======== Text section ========

Hi thanks I usually get see the following errors in Spark logs and because
of that I think executor gets lost all of the following happens because
huge data shuffle and I cant avoid that dont know what to do please guide

15/08/16 12:26:46 WARN spark.HeartbeatReceiver: Removing executor 10
with no recent heartbeats:

1051638 ms exceeds timeout 1000000 ms

Or

org.apache.spark.shuffle.MetadataFetchFailedException: Missing an
output location for shuffle 0
at 
org.apache.spark.MapOutputTracker$$anonfun$org$apache$spark$MapOutputTracker$$convertMapStatuses$1.apply(MapOutputTracker.scala:384)
at 
org.apache.spark.MapOutputTracker$$anonfun$org$apache$spark$MapOutputTracker$$convertMapStatuses$1.apply(MapOutputTracker.scala:381)

======== Data provided ========

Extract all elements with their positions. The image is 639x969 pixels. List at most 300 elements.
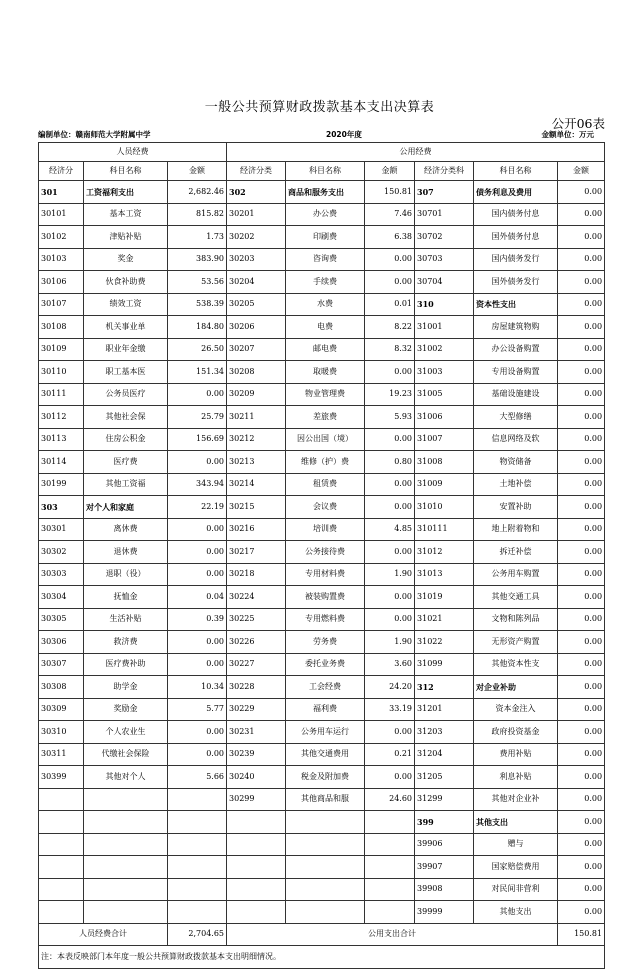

========

Short task 1 -
In the Spark error post, what timeout does the heartbeat warning say was exceeded?
Short task 2 -
Name every distinct Spark class that appears in the log lines quoted in the Spark error post.
Short task 3 -
Summarize the Spark error post in two sentences.
The material is not needed for anything here.

Problem solution 1 -
1000000 ms

Problem solution 2 -
spark.HeartbeatReceiver, org.apache.spark.shuffle.MetadataFetchFailedException, org.apache.spark.MapOutputTracker

Problem solution 3 -
The poster often sees errors in Spark logs, suspects they cause an executor to be lost because of a huge data shuffle that can't be avoided, and asks for guidance. The errors include a HeartbeatReceiver warning that removes executor 10 for having no recent heartbeats (1051638 ms, over the 1000000 ms timeout) and a MetadataFetchFailedException reporting a missing output location for shuffle 0.